The work was given on 13 March in the theatre attached to the Auersperg Palace, almost certainly in concert form — acted and costumed stage performances were forbidden during Lent, and in any case the cast was amateur. [Sadie 1993, 45]

But the notion that staged performances were forbidden in Vienna during Lent in 1786 is mistaken. It was in 1786, in fact, that Joseph II began to relax such restrictions, and during Lent of that year the company of the court theater gave performances of German plays in the Kärntnertortheater on Sun, Mon, Tue, and Thu, with other days remaining open for concerts. (Regarding Mozart’s concert in the Kärntnertortheater that season, see our entry for 7 Apr 1786. The Burgtheater remained closed during most of Lent 1786, reopening for the concerts of the Tonkünstler-Societät on 8 and 9 Apr.)

That such a change in policy was in the works seems to have been known already by the beginning of that year. On 6 Jan 1786 the Bayreuther Zeitung published the following item from a correspondent in Vienna under the dateline 31 Dec:

⁣                 Wien. vom 31 Dec.
[...]
     Beym National=Theater wird künftig die
ganze Fastenzeit durch gespielt werden biß zur
Charwoche, wo die Theater geschlossen werden
sollen.
[Bayreuther Zeitung, Anhang to no. 3, Fri, 6 Jan 1786, 14]
⁣                 Vienna, from 31 Dec.
[...]
     
In the future, the National Theater will continue
to perform throughout Lent until Holy Week, when
the theater will be closed.

The new policy was explained in detail in a notice published in the Wiener Zeitung on 8 Mar 1786, six days after it had been put into effect:

⁣                    Theaternachrichten.
     Da während dieser Fastenzeit von dem k. k.
Nationalhofschauspielern fünf Wochen lang
allemal Sonntags, Montags, Diensttags und
Donnerstags im k. k. Hoftheater beym Kärnt=
nerthor Schauspiele gegeben werden sollen, so
wurde Donnerstag den 2. März der Anfang
gemacht, mit: dem Fähndrich, von Hr. Schrö=
der, und dem eisenen [sic] Mann, vom Graf Brühl.
Sonntag den 5. März ward ein neues Schau=
spiel in vier Aufzügen: Haß und Liebe, ge=
nannt, zum erstenmal aufgeführt, wovon der
Verfasser noch unbekannt seyn will. — An
den übrigen Tagen in jeder Woche werden in
demselben Theater musikalische Akademien ge=
geben: die erste war zum Vortheil der Sig.
Coltellini
, und die zweyte für Herrn Calvesi,
beyde Mitglieder von dem k. k. italiänischen
Singspiele.
[WZ, no. 19, Wed, 8 Mar, Anhang, 510]
⁣                    Theater news.
     Because during this Lenten season plays
are to be given in the court theater next to
the Kärntnertor for five weeks on Sundays,
Mondays, Tuesdays, and Thursdays, this
began on Thursday, 2 March, with Der
Fähndrich
, by Herr Schröder, and Der eiserne
Mann
by Count Brühl. On Sunday, 5 March,
a new play in four acts called Haß und Liebe
was performed for the first time, the
author of which wishes still to remain unknown. —
On the other days in each week musical
academies will be given in the same theater:
the first was for the benefit of Signora Coltellini,
and the second for Herr Calvesi, both members
of the imperial royal Italian opera.

----

TASK REQUIREMENTS
[1] Answer these questions from the passage on Viennese theater during Lent 1786, one line each:
(a) On what date did the Bayreuther Zeitung publish the item from its Vienna correspondent?
(b) Which two plays opened the Lenten performances on Thursday, 2 March?
(c) For whose benefit was the first musical academy given?
[2] List the days of the week on which the passage on Viennese theater during Lent 1786 says plays were given in the Kärntnertortheater.
[3] Summarize the passage on Viennese theater during Lent 1786 in two sentences.

----

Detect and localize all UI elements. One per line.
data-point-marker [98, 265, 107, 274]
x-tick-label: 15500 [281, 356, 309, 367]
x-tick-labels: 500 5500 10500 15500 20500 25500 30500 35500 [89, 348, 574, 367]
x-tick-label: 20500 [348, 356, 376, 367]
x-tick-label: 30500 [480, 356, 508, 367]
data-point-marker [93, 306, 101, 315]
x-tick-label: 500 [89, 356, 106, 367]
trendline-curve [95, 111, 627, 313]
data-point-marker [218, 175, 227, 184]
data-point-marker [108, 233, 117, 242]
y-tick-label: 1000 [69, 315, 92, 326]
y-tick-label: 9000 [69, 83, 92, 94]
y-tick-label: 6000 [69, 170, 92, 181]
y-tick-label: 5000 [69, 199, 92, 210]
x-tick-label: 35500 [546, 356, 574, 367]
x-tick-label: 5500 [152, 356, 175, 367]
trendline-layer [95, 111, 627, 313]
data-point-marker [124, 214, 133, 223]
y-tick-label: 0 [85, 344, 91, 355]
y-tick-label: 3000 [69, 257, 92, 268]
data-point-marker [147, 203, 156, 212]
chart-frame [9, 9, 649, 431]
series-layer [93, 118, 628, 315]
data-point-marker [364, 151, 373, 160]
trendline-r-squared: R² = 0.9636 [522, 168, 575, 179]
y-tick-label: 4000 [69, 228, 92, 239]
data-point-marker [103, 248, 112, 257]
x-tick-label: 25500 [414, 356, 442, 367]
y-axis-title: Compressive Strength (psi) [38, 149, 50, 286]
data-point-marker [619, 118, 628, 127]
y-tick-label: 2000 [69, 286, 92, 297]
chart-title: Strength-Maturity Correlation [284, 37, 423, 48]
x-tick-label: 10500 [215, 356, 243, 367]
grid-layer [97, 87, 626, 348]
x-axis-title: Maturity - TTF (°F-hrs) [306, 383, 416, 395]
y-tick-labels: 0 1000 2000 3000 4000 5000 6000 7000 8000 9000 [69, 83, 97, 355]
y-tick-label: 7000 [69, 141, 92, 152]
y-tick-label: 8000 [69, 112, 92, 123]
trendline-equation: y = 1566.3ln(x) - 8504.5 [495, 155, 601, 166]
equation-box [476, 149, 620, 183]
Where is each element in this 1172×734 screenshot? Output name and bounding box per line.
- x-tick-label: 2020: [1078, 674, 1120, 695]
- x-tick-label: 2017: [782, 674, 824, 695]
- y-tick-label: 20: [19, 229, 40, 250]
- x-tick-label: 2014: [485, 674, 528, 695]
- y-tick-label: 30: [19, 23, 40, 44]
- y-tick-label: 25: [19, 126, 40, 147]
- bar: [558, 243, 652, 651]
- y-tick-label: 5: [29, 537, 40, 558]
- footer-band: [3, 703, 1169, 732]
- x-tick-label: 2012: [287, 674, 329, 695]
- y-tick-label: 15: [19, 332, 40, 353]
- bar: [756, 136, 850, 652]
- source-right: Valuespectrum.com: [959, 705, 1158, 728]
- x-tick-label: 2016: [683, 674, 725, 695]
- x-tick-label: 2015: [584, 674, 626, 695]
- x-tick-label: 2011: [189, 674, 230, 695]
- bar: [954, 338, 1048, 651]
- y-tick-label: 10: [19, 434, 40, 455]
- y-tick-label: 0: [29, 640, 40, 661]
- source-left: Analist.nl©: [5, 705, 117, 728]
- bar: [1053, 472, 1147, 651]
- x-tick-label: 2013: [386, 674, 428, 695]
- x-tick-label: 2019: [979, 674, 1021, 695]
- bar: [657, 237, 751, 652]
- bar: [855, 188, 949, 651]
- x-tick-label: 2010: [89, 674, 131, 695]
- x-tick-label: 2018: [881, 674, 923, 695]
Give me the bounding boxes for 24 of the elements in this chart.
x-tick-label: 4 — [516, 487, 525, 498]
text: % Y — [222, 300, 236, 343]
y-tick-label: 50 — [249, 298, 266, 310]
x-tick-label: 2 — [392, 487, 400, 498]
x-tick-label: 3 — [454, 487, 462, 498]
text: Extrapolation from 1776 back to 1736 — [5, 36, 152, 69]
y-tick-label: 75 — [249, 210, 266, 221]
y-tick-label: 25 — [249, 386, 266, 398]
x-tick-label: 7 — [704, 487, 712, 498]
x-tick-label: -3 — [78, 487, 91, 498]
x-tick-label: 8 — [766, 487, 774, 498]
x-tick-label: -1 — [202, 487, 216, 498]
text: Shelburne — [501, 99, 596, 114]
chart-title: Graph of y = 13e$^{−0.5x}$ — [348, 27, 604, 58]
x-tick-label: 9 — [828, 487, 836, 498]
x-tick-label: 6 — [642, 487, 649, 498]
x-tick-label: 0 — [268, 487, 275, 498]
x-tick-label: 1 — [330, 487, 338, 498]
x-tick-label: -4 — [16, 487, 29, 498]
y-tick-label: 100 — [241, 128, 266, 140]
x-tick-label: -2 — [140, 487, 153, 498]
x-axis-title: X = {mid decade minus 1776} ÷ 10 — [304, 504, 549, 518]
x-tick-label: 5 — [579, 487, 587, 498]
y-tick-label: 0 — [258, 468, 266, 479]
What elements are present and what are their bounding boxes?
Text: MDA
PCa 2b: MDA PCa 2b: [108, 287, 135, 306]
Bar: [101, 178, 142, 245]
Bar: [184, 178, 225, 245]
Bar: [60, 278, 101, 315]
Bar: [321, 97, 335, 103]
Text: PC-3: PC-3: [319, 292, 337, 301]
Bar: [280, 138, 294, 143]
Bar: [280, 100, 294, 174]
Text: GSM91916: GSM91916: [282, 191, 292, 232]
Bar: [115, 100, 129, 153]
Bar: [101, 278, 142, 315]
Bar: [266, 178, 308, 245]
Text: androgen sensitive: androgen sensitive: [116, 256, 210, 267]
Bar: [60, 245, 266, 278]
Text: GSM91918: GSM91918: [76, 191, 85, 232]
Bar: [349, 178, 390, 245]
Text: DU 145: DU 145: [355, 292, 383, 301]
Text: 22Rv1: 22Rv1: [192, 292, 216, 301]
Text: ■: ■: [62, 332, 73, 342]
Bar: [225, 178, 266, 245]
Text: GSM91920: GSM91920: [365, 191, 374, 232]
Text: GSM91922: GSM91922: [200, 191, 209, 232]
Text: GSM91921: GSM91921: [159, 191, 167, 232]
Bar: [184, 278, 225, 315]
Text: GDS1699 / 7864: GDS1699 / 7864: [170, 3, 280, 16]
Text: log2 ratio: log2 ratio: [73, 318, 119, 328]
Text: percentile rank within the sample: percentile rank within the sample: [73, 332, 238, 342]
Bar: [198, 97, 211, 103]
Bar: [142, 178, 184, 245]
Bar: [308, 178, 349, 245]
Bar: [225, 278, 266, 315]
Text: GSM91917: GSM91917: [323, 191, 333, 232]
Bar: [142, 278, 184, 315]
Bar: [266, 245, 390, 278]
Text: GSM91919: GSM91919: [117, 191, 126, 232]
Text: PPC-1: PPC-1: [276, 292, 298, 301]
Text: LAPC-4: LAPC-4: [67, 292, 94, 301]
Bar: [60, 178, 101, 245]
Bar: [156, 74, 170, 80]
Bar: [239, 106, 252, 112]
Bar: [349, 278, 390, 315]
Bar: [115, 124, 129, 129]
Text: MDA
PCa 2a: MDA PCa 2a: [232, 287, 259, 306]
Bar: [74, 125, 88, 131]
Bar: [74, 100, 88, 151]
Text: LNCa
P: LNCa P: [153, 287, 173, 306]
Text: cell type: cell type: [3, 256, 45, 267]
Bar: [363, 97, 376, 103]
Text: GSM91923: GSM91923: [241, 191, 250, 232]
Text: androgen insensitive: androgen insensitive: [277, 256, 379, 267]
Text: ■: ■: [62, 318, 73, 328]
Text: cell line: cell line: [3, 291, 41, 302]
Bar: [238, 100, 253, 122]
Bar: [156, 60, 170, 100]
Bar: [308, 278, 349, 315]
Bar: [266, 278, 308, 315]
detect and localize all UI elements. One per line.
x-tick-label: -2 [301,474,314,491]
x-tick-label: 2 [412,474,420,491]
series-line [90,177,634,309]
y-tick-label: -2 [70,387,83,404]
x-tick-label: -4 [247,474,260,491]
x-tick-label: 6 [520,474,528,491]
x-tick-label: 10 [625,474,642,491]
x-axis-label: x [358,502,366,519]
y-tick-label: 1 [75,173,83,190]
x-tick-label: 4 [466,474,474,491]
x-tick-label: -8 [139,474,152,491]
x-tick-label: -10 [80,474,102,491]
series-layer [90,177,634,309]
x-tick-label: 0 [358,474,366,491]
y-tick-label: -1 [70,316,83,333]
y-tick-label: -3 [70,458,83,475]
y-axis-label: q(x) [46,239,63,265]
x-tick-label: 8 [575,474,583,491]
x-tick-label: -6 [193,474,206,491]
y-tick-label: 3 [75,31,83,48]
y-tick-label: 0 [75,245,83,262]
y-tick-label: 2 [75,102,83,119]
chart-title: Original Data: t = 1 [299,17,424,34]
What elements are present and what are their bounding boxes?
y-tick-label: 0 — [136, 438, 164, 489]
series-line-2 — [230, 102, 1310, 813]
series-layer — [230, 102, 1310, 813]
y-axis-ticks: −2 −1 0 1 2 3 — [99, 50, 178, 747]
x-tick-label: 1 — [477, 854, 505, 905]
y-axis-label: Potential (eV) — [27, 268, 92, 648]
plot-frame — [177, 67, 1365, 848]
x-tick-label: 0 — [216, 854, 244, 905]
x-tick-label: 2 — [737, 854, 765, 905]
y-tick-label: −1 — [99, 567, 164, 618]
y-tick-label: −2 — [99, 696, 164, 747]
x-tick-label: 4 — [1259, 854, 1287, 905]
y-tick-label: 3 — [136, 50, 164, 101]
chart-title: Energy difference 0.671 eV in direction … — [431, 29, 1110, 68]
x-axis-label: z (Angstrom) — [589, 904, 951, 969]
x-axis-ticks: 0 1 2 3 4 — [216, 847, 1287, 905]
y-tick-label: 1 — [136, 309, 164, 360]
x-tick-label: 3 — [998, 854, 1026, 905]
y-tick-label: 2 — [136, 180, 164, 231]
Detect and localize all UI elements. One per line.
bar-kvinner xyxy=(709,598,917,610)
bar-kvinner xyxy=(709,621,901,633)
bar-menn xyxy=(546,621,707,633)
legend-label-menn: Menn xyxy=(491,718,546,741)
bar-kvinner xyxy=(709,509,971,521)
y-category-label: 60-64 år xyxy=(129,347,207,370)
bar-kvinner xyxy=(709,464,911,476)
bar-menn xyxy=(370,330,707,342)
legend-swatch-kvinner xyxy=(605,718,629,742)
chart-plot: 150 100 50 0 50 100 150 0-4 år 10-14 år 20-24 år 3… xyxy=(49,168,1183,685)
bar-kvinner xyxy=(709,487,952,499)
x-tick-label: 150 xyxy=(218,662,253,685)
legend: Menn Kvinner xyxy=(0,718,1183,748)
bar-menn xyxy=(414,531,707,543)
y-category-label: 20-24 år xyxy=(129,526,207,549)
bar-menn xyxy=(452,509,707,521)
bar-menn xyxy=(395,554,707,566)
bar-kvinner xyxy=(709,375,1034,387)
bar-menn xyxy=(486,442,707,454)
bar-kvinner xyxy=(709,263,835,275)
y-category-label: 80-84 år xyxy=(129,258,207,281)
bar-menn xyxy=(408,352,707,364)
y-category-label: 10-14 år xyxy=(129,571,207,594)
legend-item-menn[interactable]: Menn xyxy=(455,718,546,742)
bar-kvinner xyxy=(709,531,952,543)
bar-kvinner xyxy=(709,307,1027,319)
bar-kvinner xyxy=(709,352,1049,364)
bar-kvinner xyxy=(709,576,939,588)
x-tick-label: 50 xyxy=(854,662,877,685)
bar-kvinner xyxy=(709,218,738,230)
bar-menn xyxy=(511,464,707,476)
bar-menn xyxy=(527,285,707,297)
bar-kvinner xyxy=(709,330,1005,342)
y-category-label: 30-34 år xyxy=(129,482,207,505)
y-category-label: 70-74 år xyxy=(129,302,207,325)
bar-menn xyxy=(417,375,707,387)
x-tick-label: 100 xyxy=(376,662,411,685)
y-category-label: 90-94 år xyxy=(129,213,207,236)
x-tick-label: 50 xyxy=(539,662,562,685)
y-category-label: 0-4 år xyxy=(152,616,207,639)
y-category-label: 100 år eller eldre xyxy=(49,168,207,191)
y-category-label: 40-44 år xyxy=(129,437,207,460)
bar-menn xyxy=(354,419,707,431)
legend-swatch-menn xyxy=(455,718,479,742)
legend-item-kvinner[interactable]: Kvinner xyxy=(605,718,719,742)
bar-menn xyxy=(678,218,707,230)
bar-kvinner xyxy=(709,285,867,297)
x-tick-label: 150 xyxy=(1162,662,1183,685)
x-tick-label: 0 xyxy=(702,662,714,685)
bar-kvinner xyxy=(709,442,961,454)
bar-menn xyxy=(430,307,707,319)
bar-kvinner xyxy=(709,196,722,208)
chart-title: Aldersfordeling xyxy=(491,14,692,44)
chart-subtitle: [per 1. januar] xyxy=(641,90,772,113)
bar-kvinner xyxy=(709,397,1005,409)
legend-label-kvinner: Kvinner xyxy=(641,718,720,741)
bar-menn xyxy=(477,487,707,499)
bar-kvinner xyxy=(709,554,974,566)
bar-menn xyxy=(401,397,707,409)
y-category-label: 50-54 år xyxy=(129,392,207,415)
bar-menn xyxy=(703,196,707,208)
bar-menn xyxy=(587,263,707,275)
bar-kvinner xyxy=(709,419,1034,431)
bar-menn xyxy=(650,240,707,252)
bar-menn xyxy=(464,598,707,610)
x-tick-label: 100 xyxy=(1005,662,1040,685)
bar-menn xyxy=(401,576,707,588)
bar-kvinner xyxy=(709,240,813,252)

----

RESPONSES BY TASK
[1]
(a) 6 January 1786
(b) Der Fähndrich by Herr Schröder and Der eiserne Mann by Count Brühl
(c) Signora Coltellini

[2] Sunday, Monday, Tuesday, Thursday

[3] The view that staged performances were forbidden in Vienna during Lent 1786 is mistaken, because Joseph II began relaxing such restrictions that year, and the court theater company gave German plays in the Kärntnertortheater on Sundays, Mondays, Tuesdays, and Thursdays, leaving other days open for concerts. The Bayreuther Zeitung reported the coming change in January, and a Wiener Zeitung notice of 8 March 1786 explained it, naming the plays given from 2 March and the musical academies for Signora Coltellini and Herr Calvesi.